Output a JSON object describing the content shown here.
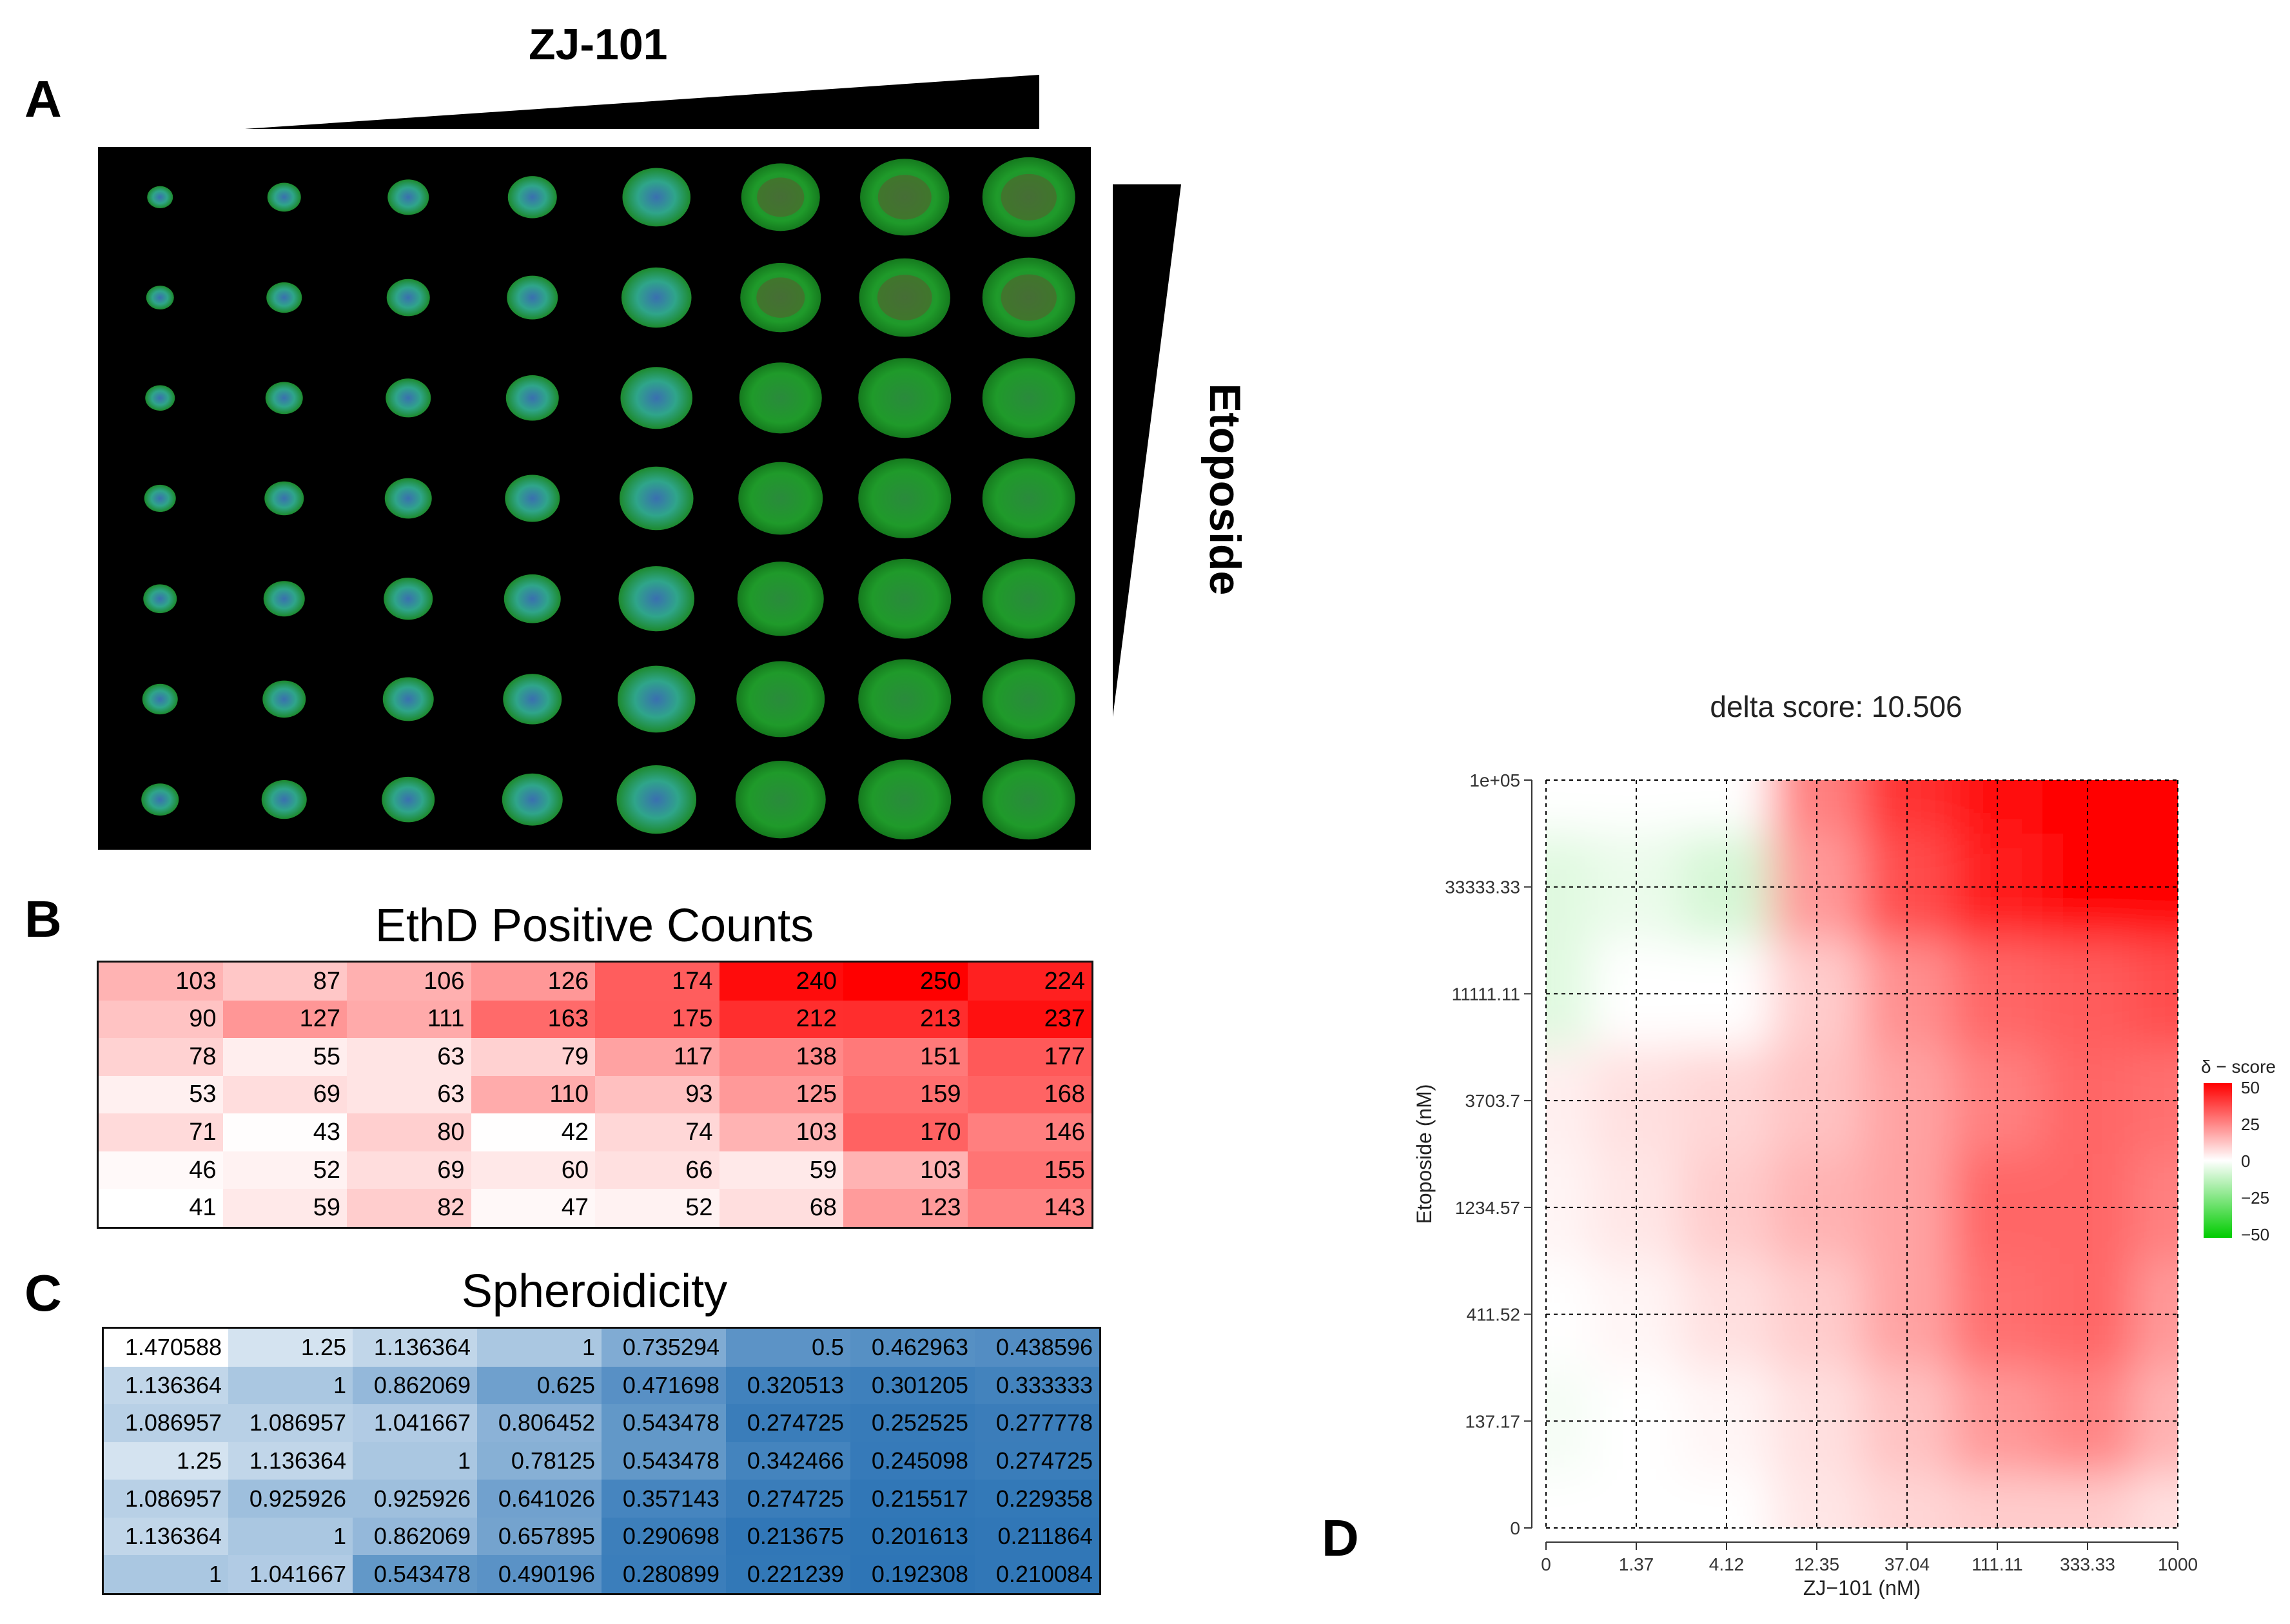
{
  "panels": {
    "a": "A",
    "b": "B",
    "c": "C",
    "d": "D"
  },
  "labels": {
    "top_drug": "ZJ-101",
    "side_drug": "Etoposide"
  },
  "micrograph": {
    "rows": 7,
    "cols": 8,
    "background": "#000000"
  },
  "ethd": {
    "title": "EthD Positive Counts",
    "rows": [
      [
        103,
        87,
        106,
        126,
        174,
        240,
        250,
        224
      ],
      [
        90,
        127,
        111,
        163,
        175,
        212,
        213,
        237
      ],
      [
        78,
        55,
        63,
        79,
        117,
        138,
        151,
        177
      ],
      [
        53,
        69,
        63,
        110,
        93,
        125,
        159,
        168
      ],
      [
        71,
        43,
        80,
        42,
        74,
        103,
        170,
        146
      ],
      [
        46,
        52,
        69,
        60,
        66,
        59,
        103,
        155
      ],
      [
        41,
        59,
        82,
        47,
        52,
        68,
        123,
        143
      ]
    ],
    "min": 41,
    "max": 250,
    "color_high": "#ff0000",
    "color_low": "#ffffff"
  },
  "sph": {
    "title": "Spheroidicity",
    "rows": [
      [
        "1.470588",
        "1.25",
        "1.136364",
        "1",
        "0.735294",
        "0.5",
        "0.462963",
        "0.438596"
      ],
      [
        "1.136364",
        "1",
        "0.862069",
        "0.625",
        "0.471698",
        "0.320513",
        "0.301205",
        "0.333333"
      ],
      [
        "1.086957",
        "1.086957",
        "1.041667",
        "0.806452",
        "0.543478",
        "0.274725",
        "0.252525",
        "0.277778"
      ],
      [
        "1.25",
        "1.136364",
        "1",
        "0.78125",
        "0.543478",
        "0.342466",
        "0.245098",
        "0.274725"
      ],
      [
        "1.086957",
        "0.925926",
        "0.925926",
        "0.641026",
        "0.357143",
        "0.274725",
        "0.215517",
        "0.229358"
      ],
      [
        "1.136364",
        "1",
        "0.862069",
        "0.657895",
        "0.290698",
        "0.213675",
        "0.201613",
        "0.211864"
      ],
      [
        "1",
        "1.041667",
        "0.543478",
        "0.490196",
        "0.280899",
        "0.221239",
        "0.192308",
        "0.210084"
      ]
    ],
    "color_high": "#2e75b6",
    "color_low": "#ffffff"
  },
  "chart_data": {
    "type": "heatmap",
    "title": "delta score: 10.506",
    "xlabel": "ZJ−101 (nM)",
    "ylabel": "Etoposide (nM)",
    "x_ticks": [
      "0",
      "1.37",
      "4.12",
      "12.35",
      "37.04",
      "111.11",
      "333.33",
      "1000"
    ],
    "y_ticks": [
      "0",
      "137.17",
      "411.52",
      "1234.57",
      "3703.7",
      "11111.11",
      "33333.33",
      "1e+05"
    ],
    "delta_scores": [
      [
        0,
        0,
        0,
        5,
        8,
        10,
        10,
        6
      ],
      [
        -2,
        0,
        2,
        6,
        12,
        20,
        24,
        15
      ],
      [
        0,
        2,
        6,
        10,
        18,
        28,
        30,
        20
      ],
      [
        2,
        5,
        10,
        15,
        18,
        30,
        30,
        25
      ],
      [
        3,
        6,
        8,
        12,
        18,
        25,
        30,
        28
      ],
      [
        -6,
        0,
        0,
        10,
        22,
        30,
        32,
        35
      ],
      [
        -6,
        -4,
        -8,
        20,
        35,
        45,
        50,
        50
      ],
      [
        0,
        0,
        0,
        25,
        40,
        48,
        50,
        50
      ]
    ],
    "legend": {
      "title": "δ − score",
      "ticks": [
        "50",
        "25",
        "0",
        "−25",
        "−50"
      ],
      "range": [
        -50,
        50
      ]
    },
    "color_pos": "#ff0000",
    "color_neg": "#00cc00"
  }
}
^^^^^^^^
YOUR INSTRUCTIONS: Search the records above for "title". Copy each line where it is found.

FINISHED EXERCISE:
    "title": "EthD Positive Counts",
    "title": "Spheroidicity",
    "title": "delta score: 10.506",
      "title": "δ − score",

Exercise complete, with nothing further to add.